◆ EXERCISE INSTRUCTIONS
Repeat the entries below exactly as they appear, with no pictures.

◆ RECORDS SUPPLIED

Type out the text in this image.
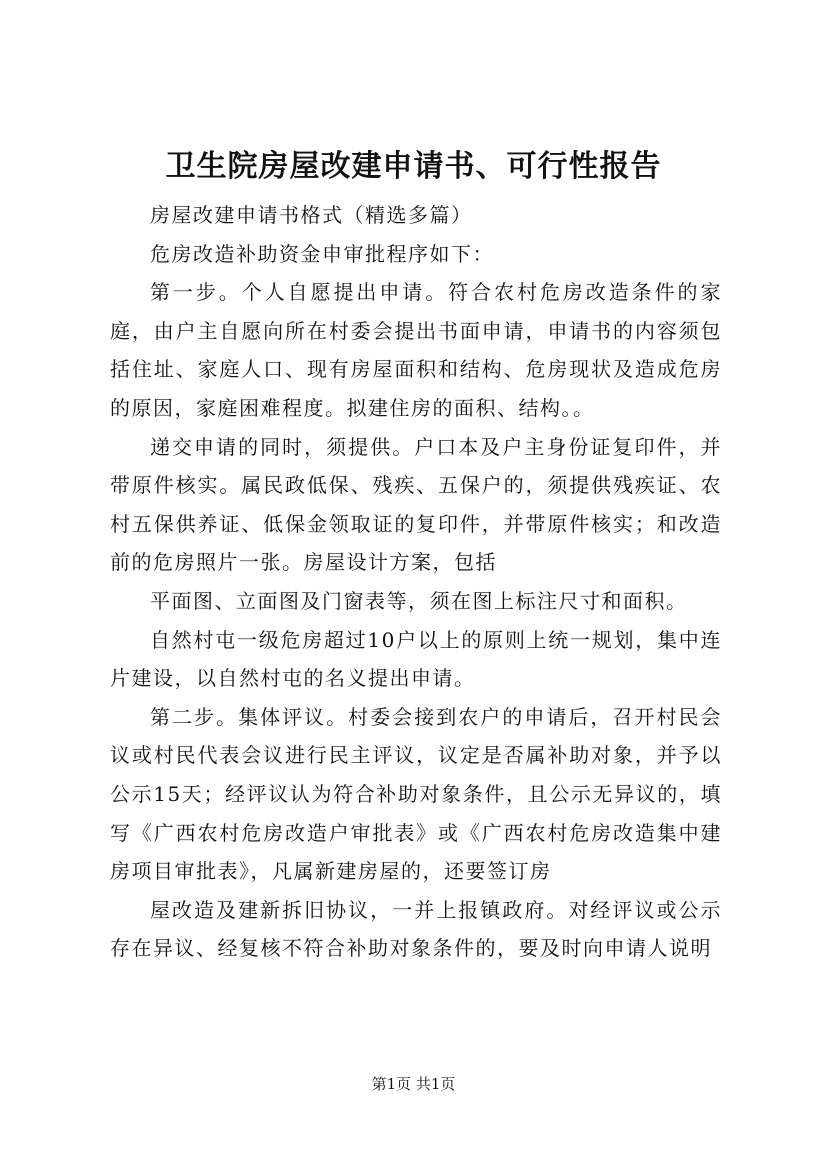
卫生院房屋改建申请书、可行性报告

房屋改建申请书格式（精选多篇）

危房改造补助资金申审批程序如下：

第一步。个人自愿提出申请。符合农村危房改造条件的家庭，由户主自愿向所在村委会提出书面申请，申请书的内容须包括住址、家庭人口、现有房屋面积和结构、危房现状及造成危房的原因，家庭困难程度。拟建住房的面积、结构。。

递交申请的同时，须提供。户口本及户主身份证复印件，并带原件核实。属民政低保、残疾、五保户的，须提供残疾证、农村五保供养证、低保金领取证的复印件，并带原件核实；和改造前的危房照片一张。房屋设计方案，包括

平面图、立面图及门窗表等，须在图上标注尺寸和面积。

自然村屯一级危房超过10户以上的原则上统一规划，集中连片建设，以自然村屯的名义提出申请。

第二步。集体评议。村委会接到农户的申请后，召开村民会议或村民代表会议进行民主评议，议定是否属补助对象，并予以公示15天；经评议认为符合补助对象条件，且公示无异议的，填写《广西农村危房改造户审批表》或《广西农村危房改造集中建房项目审批表》，凡属新建房屋的，还要签订房

屋改造及建新拆旧协议，一并上报镇政府。对经评议或公示存在异议、经复核不符合补助对象条件的，要及时向申请人说明

第1页 共1页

◆ ANSWER TO THIS EXERCISE
Type out the text in this image.
卫生院房屋改建申请书、可行性报告

房屋改建申请书格式（精选多篇）

危房改造补助资金申审批程序如下：

第一步。个人自愿提出申请。符合农村危房改造条件的家庭，由户主自愿向所在村委会提出书面申请，申请书的内容须包括住址、家庭人口、现有房屋面积和结构、危房现状及造成危房的原因，家庭困难程度。拟建住房的面积、结构。。

递交申请的同时，须提供。户口本及户主身份证复印件，并带原件核实。属民政低保、残疾、五保户的，须提供残疾证、农村五保供养证、低保金领取证的复印件，并带原件核实；和改造前的危房照片一张。房屋设计方案，包括

平面图、立面图及门窗表等，须在图上标注尺寸和面积。

自然村屯一级危房超过10户以上的原则上统一规划，集中连片建设，以自然村屯的名义提出申请。

第二步。集体评议。村委会接到农户的申请后，召开村民会议或村民代表会议进行民主评议，议定是否属补助对象，并予以公示15天；经评议认为符合补助对象条件，且公示无异议的，填写《广西农村危房改造户审批表》或《广西农村危房改造集中建房项目审批表》，凡属新建房屋的，还要签订房

屋改造及建新拆旧协议，一并上报镇政府。对经评议或公示存在异议、经复核不符合补助对象条件的，要及时向申请人说明

第1页 共1页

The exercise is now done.